◆ Description of the task ◆
Give the data a second time, exactly and in full.

(A run of records)
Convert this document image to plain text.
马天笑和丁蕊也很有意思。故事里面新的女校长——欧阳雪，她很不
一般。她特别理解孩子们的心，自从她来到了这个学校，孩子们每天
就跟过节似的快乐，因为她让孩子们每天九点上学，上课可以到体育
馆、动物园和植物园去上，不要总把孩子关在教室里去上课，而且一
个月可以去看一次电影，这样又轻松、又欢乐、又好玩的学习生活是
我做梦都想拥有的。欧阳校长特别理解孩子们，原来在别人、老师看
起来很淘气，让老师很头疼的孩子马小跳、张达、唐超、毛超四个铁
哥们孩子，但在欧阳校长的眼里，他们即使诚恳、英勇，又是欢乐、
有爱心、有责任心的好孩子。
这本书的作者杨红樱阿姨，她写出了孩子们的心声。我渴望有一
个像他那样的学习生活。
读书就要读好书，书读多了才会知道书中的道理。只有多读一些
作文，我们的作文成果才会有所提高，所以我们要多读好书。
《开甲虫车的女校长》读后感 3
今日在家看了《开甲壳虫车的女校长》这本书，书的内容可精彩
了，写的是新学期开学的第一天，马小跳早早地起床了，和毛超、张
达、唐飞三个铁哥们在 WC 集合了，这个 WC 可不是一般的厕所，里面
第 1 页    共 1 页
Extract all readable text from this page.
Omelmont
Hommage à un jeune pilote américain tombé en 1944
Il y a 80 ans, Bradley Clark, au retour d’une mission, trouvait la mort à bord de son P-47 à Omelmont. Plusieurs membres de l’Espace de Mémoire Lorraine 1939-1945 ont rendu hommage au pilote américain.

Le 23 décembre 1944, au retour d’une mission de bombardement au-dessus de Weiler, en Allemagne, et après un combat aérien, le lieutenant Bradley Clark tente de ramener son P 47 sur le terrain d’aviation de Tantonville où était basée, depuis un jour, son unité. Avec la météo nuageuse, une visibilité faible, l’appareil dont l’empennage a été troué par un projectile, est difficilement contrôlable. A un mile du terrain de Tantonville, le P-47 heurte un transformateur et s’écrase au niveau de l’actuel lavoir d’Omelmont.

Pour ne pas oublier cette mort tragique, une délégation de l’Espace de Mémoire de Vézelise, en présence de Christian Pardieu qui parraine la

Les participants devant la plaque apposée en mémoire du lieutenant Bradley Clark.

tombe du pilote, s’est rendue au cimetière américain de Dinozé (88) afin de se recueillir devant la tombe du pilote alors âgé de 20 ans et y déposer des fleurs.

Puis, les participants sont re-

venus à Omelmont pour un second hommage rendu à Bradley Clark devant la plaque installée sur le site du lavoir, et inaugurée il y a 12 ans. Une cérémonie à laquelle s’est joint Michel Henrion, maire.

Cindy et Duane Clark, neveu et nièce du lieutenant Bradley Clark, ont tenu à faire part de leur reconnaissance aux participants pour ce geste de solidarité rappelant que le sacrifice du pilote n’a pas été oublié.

◆ Exercise result ◆
Convert this document image to plain text.
马天笑和丁蕊也很有意思。故事里面新的女校长——欧阳雪，她很不
一般。她特别理解孩子们的心，自从她来到了这个学校，孩子们每天
就跟过节似的快乐，因为她让孩子们每天九点上学，上课可以到体育
馆、动物园和植物园去上，不要总把孩子关在教室里去上课，而且一
个月可以去看一次电影，这样又轻松、又欢乐、又好玩的学习生活是
我做梦都想拥有的。欧阳校长特别理解孩子们，原来在别人、老师看
起来很淘气，让老师很头疼的孩子马小跳、张达、唐超、毛超四个铁
哥们孩子，但在欧阳校长的眼里，他们即使诚恳、英勇，又是欢乐、
有爱心、有责任心的好孩子。
这本书的作者杨红樱阿姨，她写出了孩子们的心声。我渴望有一
个像他那样的学习生活。
读书就要读好书，书读多了才会知道书中的道理。只有多读一些
作文，我们的作文成果才会有所提高，所以我们要多读好书。
《开甲虫车的女校长》读后感 3
今日在家看了《开甲壳虫车的女校长》这本书，书的内容可精彩
了，写的是新学期开学的第一天，马小跳早早地起床了，和毛超、张
达、唐飞三个铁哥们在 WC 集合了，这个 WC 可不是一般的厕所，里面
第 1 页    共 1 页
Extract all readable text from this page.
Omelmont
Hommage à un jeune pilote américain tombé en 1944
Il y a 80 ans, Bradley Clark, au retour d’une mission, trouvait la mort à bord de son P-47 à Omelmont. Plusieurs membres de l’Espace de Mémoire Lorraine 1939-1945 ont rendu hommage au pilote américain.

Le 23 décembre 1944, au retour d’une mission de bombardement au-dessus de Weiler, en Allemagne, et après un combat aérien, le lieutenant Bradley Clark tente de ramener son P 47 sur le terrain d’aviation de Tantonville où était basée, depuis un jour, son unité. Avec la météo nuageuse, une visibilité faible, l’appareil dont l’empennage a été troué par un projectile, est difficilement contrôlable. A un mile du terrain de Tantonville, le P-47 heurte un transformateur et s’écrase au niveau de l’actuel lavoir d’Omelmont.

Pour ne pas oublier cette mort tragique, une délégation de l’Espace de Mémoire de Vézelise, en présence de Christian Pardieu qui parraine la

Les participants devant la plaque apposée en mémoire du lieutenant Bradley Clark.

tombe du pilote, s’est rendue au cimetière américain de Dinozé (88) afin de se recueillir devant la tombe du pilote alors âgé de 20 ans et y déposer des fleurs.

Puis, les participants sont re-

venus à Omelmont pour un second hommage rendu à Bradley Clark devant la plaque installée sur le site du lavoir, et inaugurée il y a 12 ans. Une cérémonie à laquelle s’est joint Michel Henrion, maire.

Cindy et Duane Clark, neveu et nièce du lieutenant Bradley Clark, ont tenu à faire part de leur reconnaissance aux participants pour ce geste de solidarité rappelant que le sacrifice du pilote n’a pas été oublié.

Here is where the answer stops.